[Saved entries]

####################

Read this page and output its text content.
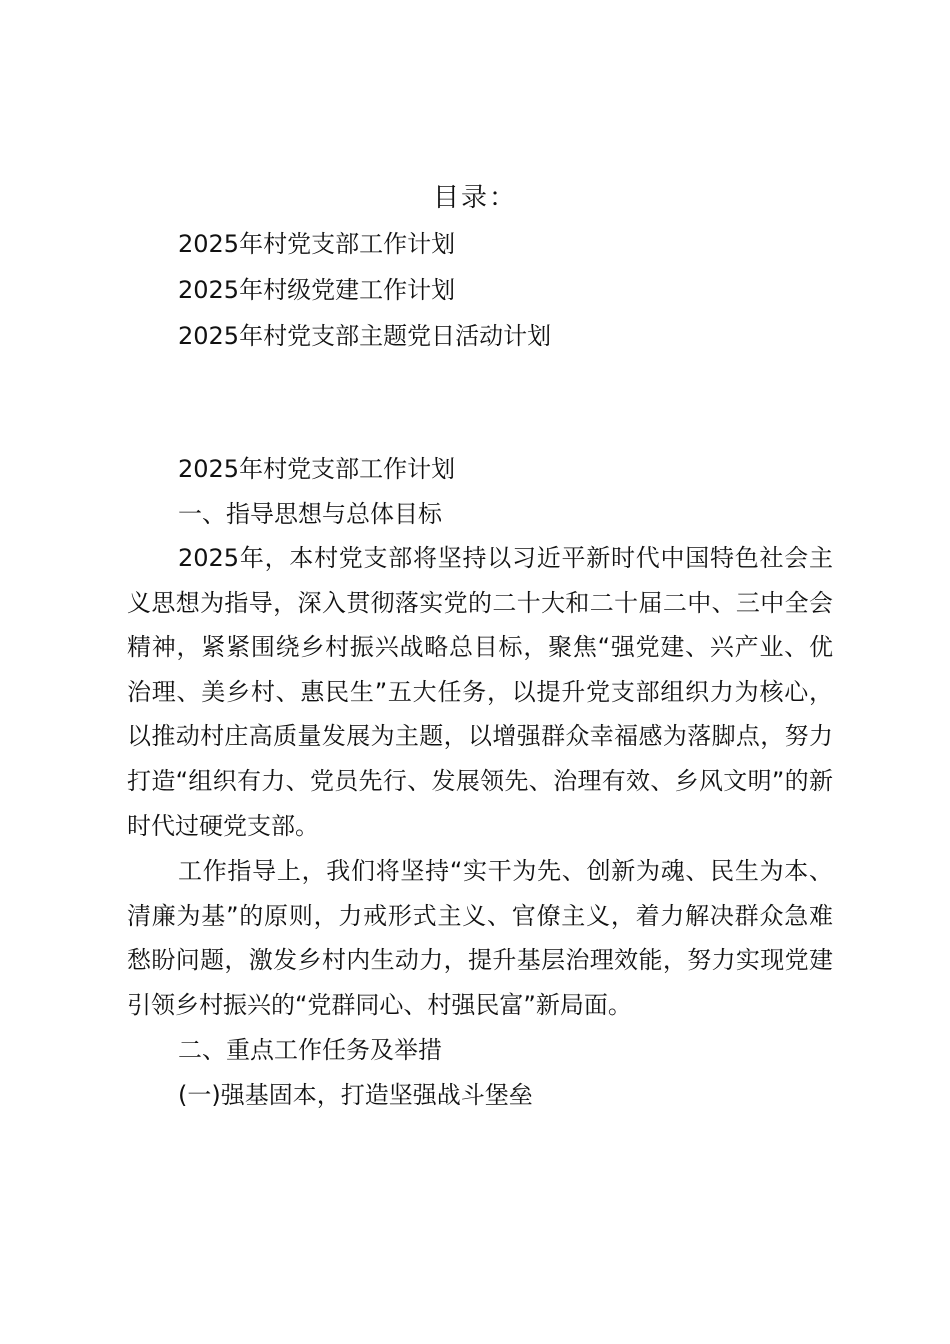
目录：
2025年村党支部工作计划
2025年村级党建工作计划
2025年村党支部主题党日活动计划
2025年村党支部工作计划
一、指导思想与总体目标

2025年，本村党支部将坚持以习近平新时代中国特色社会主义思想为指导，深入贯彻落实党的二十大和二十届二中、三中全会精神，紧紧围绕乡村振兴战略总目标，聚焦“强党建、兴产业、优治理、美乡村、惠民生”五大任务，以提升党支部组织力为核心，以推动村庄高质量发展为主题，以增强群众幸福感为落脚点，努力打造“组织有力、党员先行、发展领先、治理有效、乡风文明”的新时代过硬党支部。

工作指导上，我们将坚持“实干为先、创新为魂、民生为本、清廉为基”的原则，力戒形式主义、官僚主义，着力解决群众急难愁盼问题，激发乡村内生动力，提升基层治理效能，努力实现党建引领乡村振兴的“党群同心、村强民富”新局面。

二、重点工作任务及举措
(一)强基固本，打造坚强战斗堡垒
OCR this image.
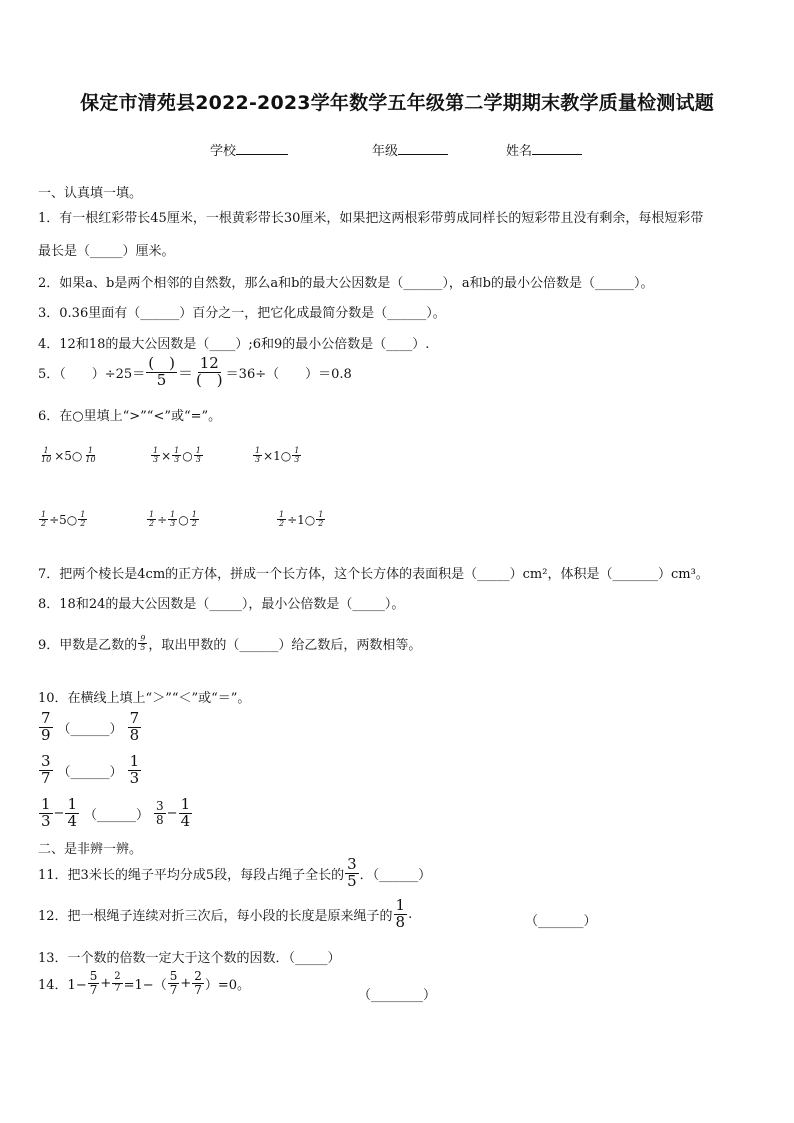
保定市清苑县2022-2023学年数学五年级第二学期期末教学质量检测试题
学校	年级	姓名
一、认真填一填。
1．有一根红彩带长45厘米，一根黄彩带长30厘米，如果把这两根彩带剪成同样长的短彩带且没有剩余，每根短彩带
最长是（_____）厘米。
2．如果a、b是两个相邻的自然数，那么a和b的最大公因数是（______），a和b的最小公倍数是（______）。
3．0.36里面有（______）百分之一，把它化成最简分数是（______）。
4．12和18的最大公因数是（____）;6和9的最小公倍数是（____）.
5．（　　）$\div 25= \frac{( )}{5} = \frac{12}{( )} =36\div$（　　）＝0.8
6．在○里填上“>”“<”或“=”。
$\frac{1}{10}$ ×5○ $\frac{1}{10}$	$\frac{1}{3} \times \frac{1}{3}$ ○ $\frac{1}{3}$	$\frac{1}{3}$ ×1○ $\frac{1}{3}$
$\frac{1}{2}$ ÷5○ $\frac{1}{2}$	$\frac{1}{2} \div \frac{1}{3}$ ○ $\frac{1}{2}$	$\frac{1}{2}$ ÷1○ $\frac{1}{2}$
7．把两个棱长是4cm的正方体，拼成一个长方体，这个长方体的表面积是（_____）cm²，体积是（_______）cm³。
8．18和24的最大公因数是（_____），最小公倍数是（_____）。
9．甲数是乙数的 $\frac{9}{5}$ ，取出甲数的（______）给乙数后，两数相等。
10．在横线上填上“＞”“＜”或“＝”。
$\frac{7}{9}$ （______） $\frac{7}{8}$
$\frac{3}{7}$ （______） $\frac{1}{3}$
$\frac{1}{3} - \frac{1}{4}$ （______） $\frac{3}{8} - \frac{1}{4}$
二、是非辨一辨。
11．把3米长的绳子平均分成5段，每段占绳子全长的 $\frac{3}{5}$ ．（______）
12．把一根绳子连续对折三次后，每小段的长度是原来绳子的 $\frac{1}{8}$ .	（_______）
13．一个数的倍数一定大于这个数的因数．（_____）
14．$1- \frac{5}{7} + \frac{2}{7} =1-( \frac{5}{7} + \frac{2}{7} )=0$。
（________）
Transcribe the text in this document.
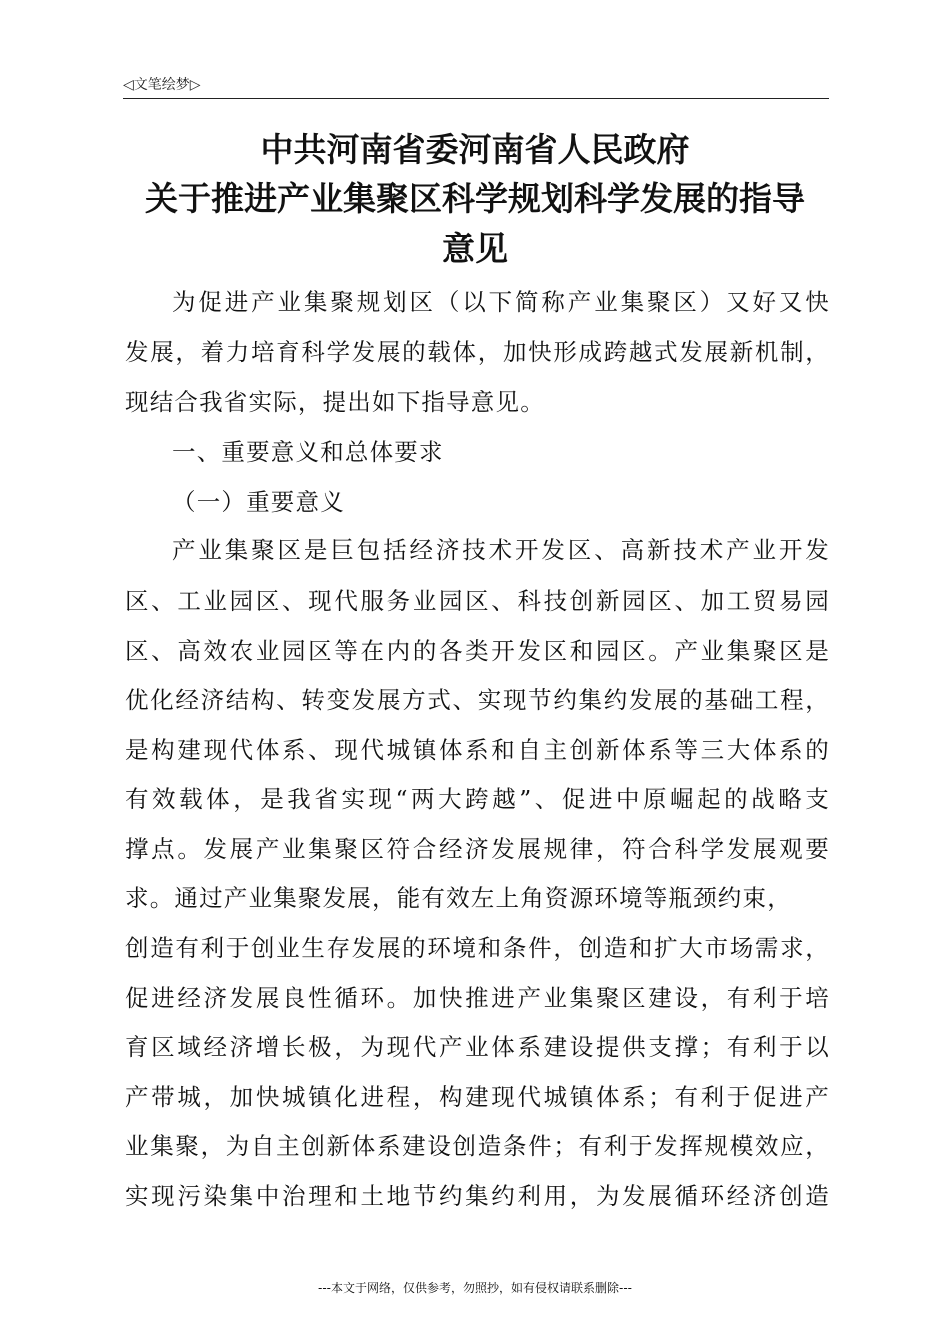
◁文笔绘梦▷
中共河南省委河南省人民政府
关于推进产业集聚区科学规划科学发展的指导
意见
为促进产业集聚规划区（以下简称产业集聚区）又好又快
发展，着力培育科学发展的载体，加快形成跨越式发展新机制，
现结合我省实际，提出如下指导意见。
一、重要意义和总体要求
（一）重要意义
产业集聚区是巨包括经济技术开发区、高新技术产业开发
区、工业园区、现代服务业园区、科技创新园区、加工贸易园
区、高效农业园区等在内的各类开发区和园区。产业集聚区是
优化经济结构、转变发展方式、实现节约集约发展的基础工程，
是构建现代体系、现代城镇体系和自主创新体系等三大体系的
有效载体，是我省实现“两大跨越”、促进中原崛起的战略支
撑点。发展产业集聚区符合经济发展规律，符合科学发展观要
求。通过产业集聚发展，能有效左上角资源环境等瓶颈约束，
创造有利于创业生存发展的环境和条件，创造和扩大市场需求，
促进经济发展良性循环。加快推进产业集聚区建设，有利于培
育区域经济增长极，为现代产业体系建设提供支撑；有利于以
产带城，加快城镇化进程，构建现代城镇体系；有利于促进产
业集聚，为自主创新体系建设创造条件；有利于发挥规模效应，
实现污染集中治理和土地节约集约利用，为发展循环经济创造
---本文于网络，仅供参考，勿照抄，如有侵权请联系删除---
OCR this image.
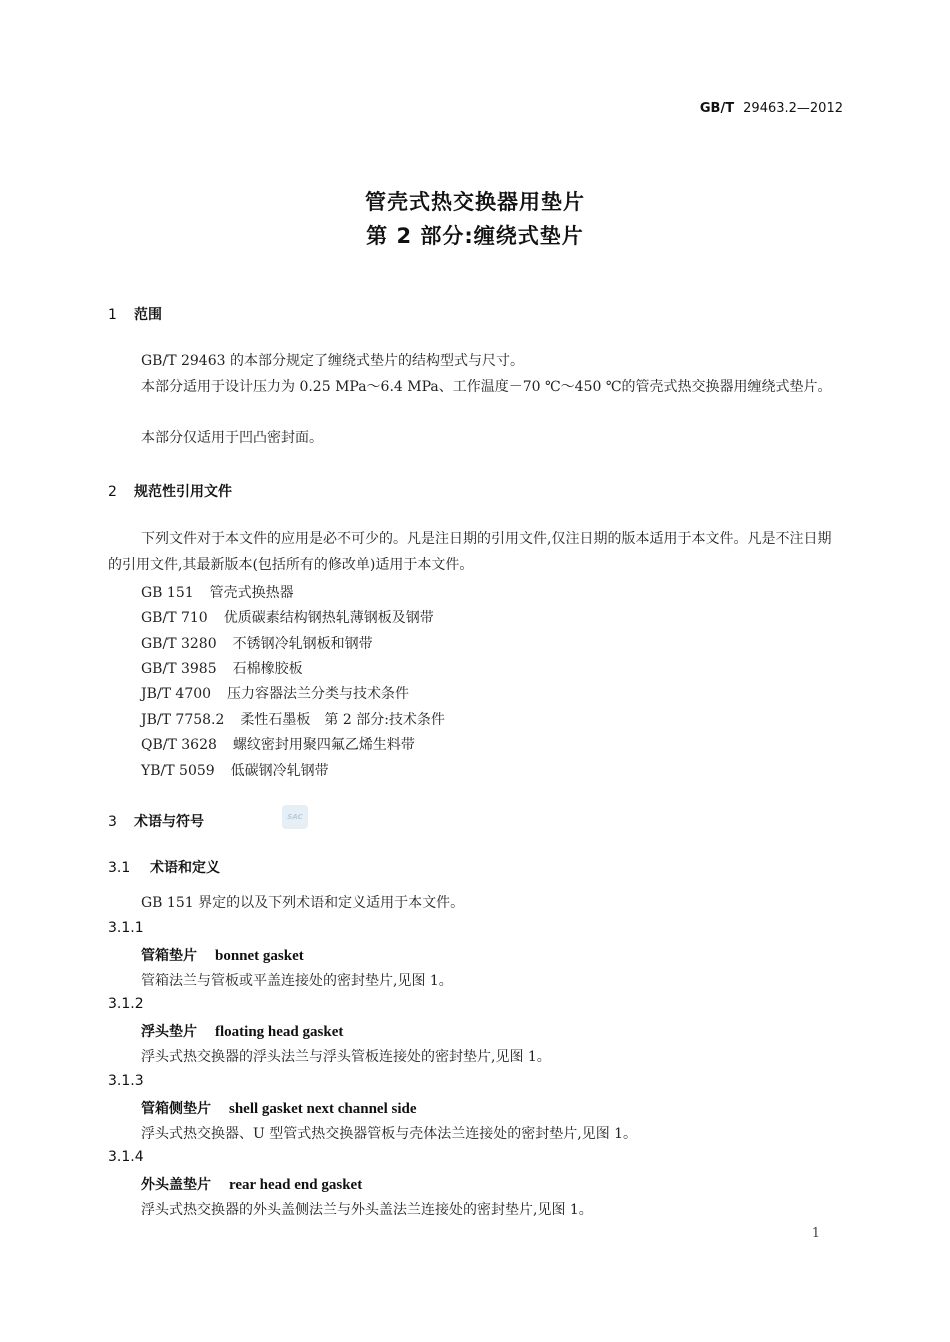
GB/T 29463.2—2012
管壳式热交换器用垫片
第 2 部分:缠绕式垫片
1 范围
GB/T 29463 的本部分规定了缠绕式垫片的结构型式与尺寸。
本部分适用于设计压力为 0.25 MPa～6.4 MPa、工作温度－70 ℃～450 ℃的管壳式热交换器用缠绕式垫片。
本部分仅适用于凹凸密封面。
2 规范性引用文件
下列文件对于本文件的应用是必不可少的。凡是注日期的引用文件,仅注日期的版本适用于本文件。凡是不注日期的引用文件,其最新版本(包括所有的修改单)适用于本文件。
GB 151 管壳式换热器
GB/T 710 优质碳素结构钢热轧薄钢板及钢带
GB/T 3280 不锈钢冷轧钢板和钢带
GB/T 3985 石棉橡胶板
JB/T 4700 压力容器法兰分类与技术条件
JB/T 7758.2 柔性石墨板　第 2 部分:技术条件
QB/T 3628 螺纹密封用聚四氟乙烯生料带
YB/T 5059 低碳钢冷轧钢带
3 术语与符号	SAC
3.1 术语和定义
GB 151 界定的以及下列术语和定义适用于本文件。
3.1.1
管箱垫片 bonnet gasket
管箱法兰与管板或平盖连接处的密封垫片,见图 1。
3.1.2
浮头垫片 floating head gasket
浮头式热交换器的浮头法兰与浮头管板连接处的密封垫片,见图 1。
3.1.3
管箱侧垫片 shell gasket next channel side
浮头式热交换器、U 型管式热交换器管板与壳体法兰连接处的密封垫片,见图 1。
3.1.4
外头盖垫片 rear head end gasket
浮头式热交换器的外头盖侧法兰与外头盖法兰连接处的密封垫片,见图 1。
1
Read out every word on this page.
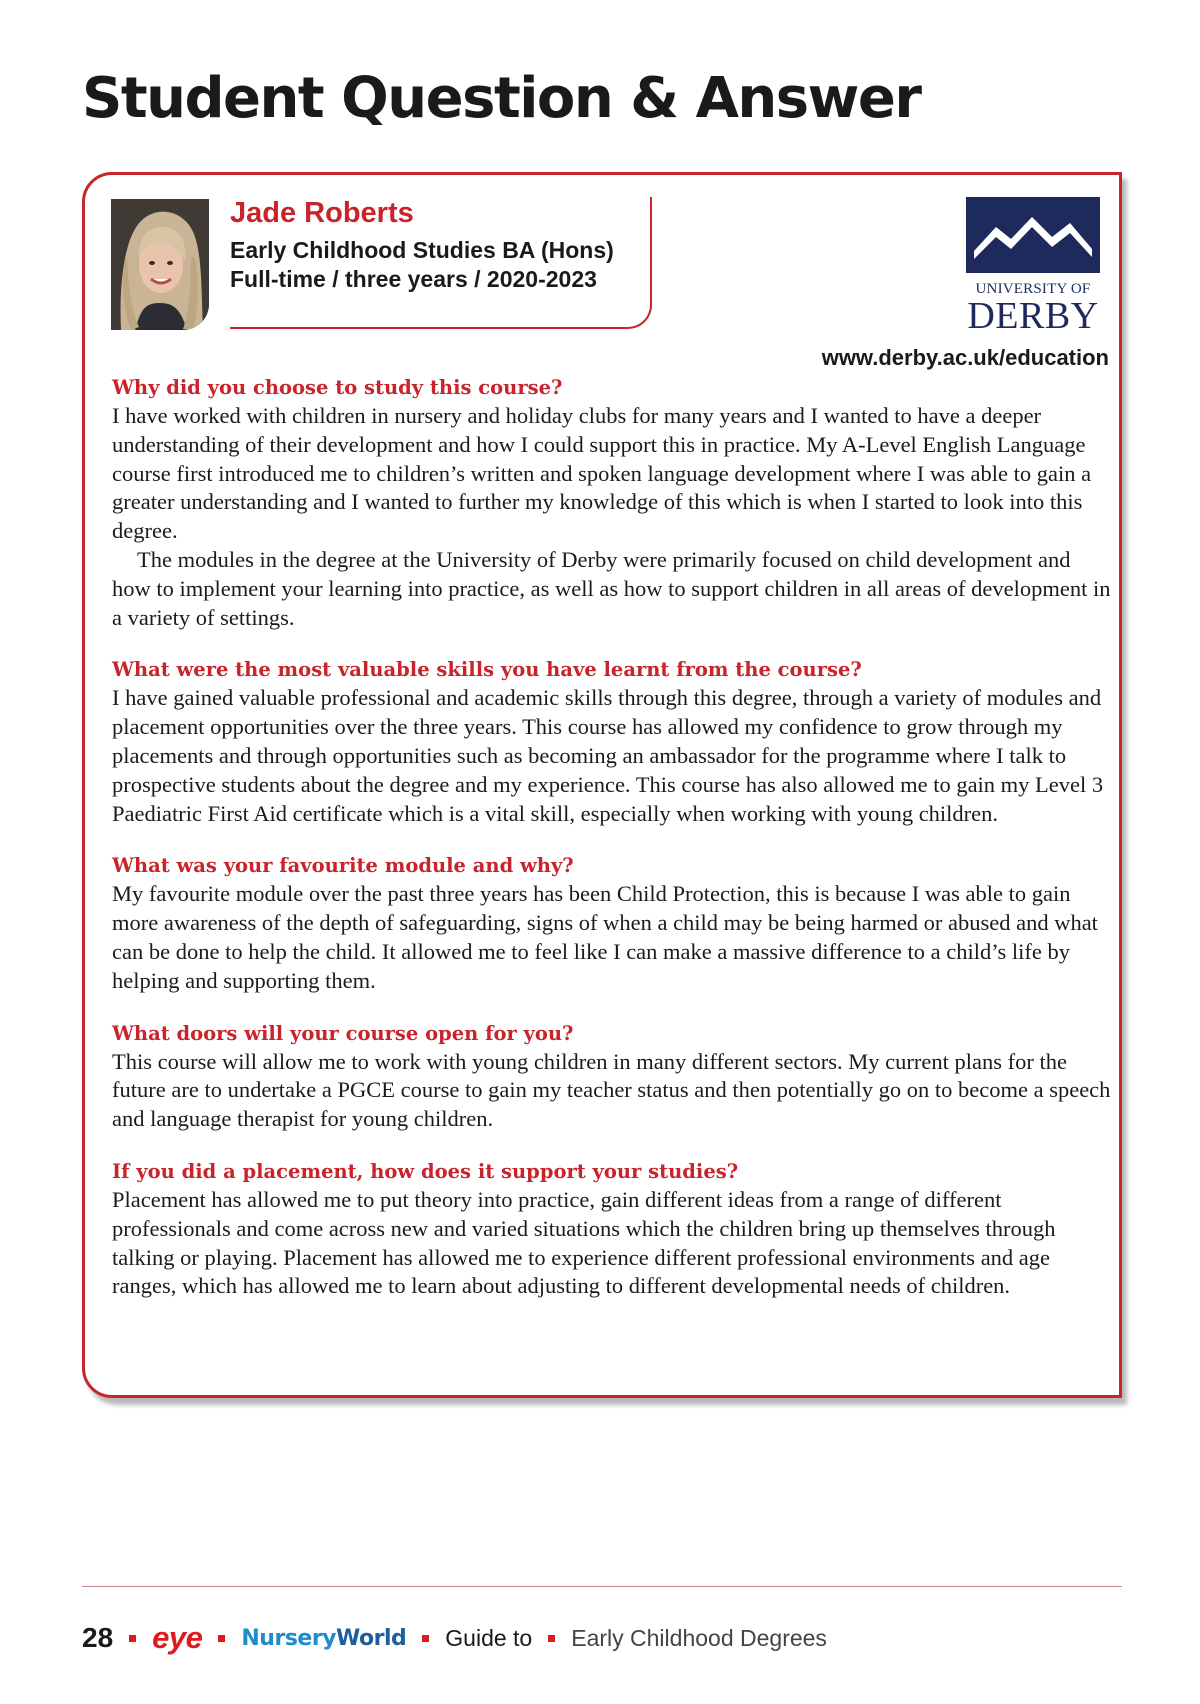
Student Question & Answer

Jade Roberts

Early Childhood Studies BA (Hons)

Full-time / three years / 2020-2023	UNIVERSITY OF
DERBY

www.derby.ac.uk/education

Why did you choose to study this course?

I have worked with children in nursery and holiday clubs for many years and I wanted to have a deeper understanding of their development and how I could support this in practice. My A-Level English Language course first introduced me to children’s written and spoken language development where I was able to gain a greater understanding and I wanted to further my knowledge of this which is when I started to look into this degree.

The modules in the degree at the University of Derby were primarily focused on child development and how to implement your learning into practice, as well as how to support children in all areas of development in a variety of settings.

What were the most valuable skills you have learnt from the course?

I have gained valuable professional and academic skills through this degree, through a variety of modules and placement opportunities over the three years. This course has allowed my confidence to grow through my placements and through opportunities such as becoming an ambassador for the programme where I talk to prospective students about the degree and my experience. This course has also allowed me to gain my Level 3 Paediatric First Aid certificate which is a vital skill, especially when working with young children.

What was your favourite module and why?

My favourite module over the past three years has been Child Protection, this is because I was able to gain more awareness of the depth of safeguarding, signs of when a child may be being harmed or abused and what can be done to help the child. It allowed me to feel like I can make a massive difference to a child’s life by helping and supporting them.

What doors will your course open for you?

This course will allow me to work with young children in many different sectors. My current plans for the future are to undertake a PGCE course to gain my teacher status and then potentially go on to become a speech and language therapist for young children.

If you did a placement, how does it support your studies?

Placement has allowed me to put theory into practice, gain different ideas from a range of different professionals and come across new and varied situations which the children bring up themselves through talking or playing. Placement has allowed me to experience different professional environments and age ranges, which has allowed me to learn about adjusting to different developmental needs of children.

28 eye NurseryWorld Guide to Early Childhood Degrees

####################

[What to produce] Look through the entries and return every line where "skills" appears.

[Exercise answer]
What were the most valuable skills you have learnt from the course?
I have gained valuable professional and academic skills through this degree, through a variety of modules and placement opportunities over the three years. This course has allowed my confidence to grow through my placements and through opportunities such as becoming an ambassador for the programme where I talk to prospective students about the degree and my experience. This course has also allowed me to gain my Level 3 Paediatric First Aid certificate which is a vital skill, especially when working with young children.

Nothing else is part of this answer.